── DATA TO USE

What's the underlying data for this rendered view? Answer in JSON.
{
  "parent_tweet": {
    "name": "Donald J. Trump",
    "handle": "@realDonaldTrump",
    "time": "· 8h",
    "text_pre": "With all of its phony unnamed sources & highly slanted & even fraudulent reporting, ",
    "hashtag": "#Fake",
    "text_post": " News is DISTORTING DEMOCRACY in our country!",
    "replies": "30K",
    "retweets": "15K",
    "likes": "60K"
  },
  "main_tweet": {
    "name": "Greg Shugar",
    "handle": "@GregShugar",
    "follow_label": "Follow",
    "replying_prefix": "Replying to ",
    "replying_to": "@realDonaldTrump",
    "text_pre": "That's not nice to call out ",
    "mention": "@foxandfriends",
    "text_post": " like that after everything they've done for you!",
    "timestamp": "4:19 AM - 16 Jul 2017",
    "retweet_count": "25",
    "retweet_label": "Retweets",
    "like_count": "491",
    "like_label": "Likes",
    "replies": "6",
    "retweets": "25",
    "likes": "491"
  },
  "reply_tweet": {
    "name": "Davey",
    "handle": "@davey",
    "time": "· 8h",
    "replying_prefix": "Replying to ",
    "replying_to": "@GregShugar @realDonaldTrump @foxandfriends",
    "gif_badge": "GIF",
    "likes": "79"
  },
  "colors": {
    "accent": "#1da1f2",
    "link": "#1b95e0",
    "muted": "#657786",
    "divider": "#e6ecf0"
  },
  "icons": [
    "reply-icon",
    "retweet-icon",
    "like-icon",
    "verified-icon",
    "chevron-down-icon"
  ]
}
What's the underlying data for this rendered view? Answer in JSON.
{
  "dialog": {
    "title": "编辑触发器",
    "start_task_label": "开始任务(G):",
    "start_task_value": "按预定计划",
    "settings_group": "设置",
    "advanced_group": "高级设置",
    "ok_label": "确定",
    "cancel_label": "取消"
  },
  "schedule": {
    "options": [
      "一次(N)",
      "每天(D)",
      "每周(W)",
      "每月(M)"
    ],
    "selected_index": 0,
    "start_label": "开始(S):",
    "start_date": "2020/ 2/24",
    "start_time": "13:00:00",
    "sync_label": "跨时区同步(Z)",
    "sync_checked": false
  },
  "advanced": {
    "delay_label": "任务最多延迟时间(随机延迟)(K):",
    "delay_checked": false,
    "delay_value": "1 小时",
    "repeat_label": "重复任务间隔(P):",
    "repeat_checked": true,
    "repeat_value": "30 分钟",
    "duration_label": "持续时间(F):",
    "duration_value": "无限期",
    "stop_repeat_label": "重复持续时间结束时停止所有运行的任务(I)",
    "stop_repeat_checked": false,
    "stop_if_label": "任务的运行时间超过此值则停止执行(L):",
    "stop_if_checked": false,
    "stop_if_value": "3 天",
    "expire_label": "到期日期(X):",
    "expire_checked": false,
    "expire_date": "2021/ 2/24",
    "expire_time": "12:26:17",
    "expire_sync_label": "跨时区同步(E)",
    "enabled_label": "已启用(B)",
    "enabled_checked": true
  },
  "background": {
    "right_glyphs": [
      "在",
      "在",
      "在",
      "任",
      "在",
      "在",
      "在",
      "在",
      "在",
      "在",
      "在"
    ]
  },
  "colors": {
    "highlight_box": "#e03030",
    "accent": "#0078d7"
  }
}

────

Your task is to gather every line with the word "false" and copy it.

» **ANSWER TO THIS EXERCISE**:
    "sync_checked": false
    "delay_checked": false,
    "stop_repeat_checked": false,
    "stop_if_checked": false,
    "expire_checked": false,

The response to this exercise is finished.